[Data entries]
+ + +

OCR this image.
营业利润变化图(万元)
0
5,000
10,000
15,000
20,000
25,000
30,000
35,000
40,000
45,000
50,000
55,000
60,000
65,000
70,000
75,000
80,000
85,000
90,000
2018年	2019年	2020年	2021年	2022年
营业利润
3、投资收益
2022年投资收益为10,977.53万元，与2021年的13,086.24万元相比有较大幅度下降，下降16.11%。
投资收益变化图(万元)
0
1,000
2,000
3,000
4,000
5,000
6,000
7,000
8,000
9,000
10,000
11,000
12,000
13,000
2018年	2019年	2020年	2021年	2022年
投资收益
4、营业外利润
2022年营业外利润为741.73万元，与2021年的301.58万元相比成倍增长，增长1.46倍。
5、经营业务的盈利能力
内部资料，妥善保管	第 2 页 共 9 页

+ + +

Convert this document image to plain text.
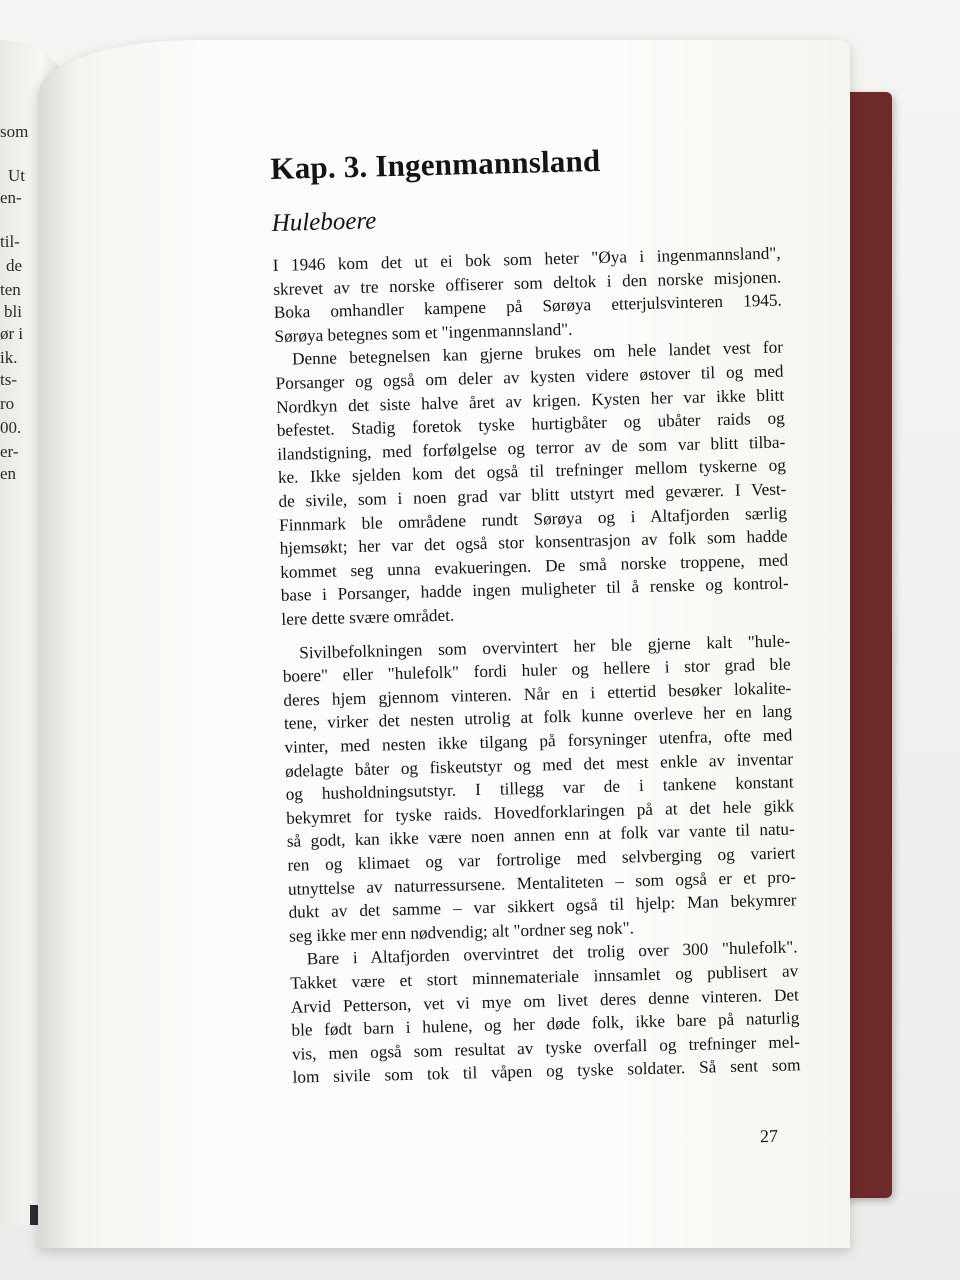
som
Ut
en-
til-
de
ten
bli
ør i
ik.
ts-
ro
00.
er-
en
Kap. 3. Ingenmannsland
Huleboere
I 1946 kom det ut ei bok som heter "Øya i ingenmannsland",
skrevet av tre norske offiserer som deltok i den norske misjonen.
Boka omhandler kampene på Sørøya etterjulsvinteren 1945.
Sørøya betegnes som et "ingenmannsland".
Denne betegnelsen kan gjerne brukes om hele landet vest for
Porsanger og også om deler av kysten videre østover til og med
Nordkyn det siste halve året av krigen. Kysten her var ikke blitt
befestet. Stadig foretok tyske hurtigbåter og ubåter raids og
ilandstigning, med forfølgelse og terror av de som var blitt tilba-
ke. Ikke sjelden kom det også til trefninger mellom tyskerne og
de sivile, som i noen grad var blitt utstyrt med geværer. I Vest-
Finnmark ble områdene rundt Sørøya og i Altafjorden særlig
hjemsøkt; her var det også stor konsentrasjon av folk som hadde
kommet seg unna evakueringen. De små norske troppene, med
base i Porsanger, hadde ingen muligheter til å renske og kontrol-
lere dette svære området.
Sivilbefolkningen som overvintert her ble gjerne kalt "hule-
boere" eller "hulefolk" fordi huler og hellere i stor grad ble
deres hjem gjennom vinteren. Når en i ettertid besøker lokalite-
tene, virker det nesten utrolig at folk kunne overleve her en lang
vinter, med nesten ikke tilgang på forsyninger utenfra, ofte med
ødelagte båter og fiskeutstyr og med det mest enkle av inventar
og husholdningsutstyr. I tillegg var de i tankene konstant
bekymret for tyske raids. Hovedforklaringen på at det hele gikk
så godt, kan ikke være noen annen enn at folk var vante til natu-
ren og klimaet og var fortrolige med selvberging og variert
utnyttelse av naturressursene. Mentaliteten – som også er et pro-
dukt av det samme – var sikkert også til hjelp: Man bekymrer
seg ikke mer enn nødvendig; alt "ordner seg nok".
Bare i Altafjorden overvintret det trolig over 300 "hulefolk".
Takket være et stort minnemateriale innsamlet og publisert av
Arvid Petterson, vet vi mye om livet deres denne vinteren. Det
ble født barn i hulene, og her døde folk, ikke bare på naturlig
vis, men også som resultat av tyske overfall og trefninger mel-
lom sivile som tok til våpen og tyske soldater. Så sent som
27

+ + +

Go through the material and select each line with the string "trefninger" in it.

ke. Ikke sjelden kom det også til trefninger mellom tyskerne og
vis, men også som resultat av tyske overfall og trefninger mel-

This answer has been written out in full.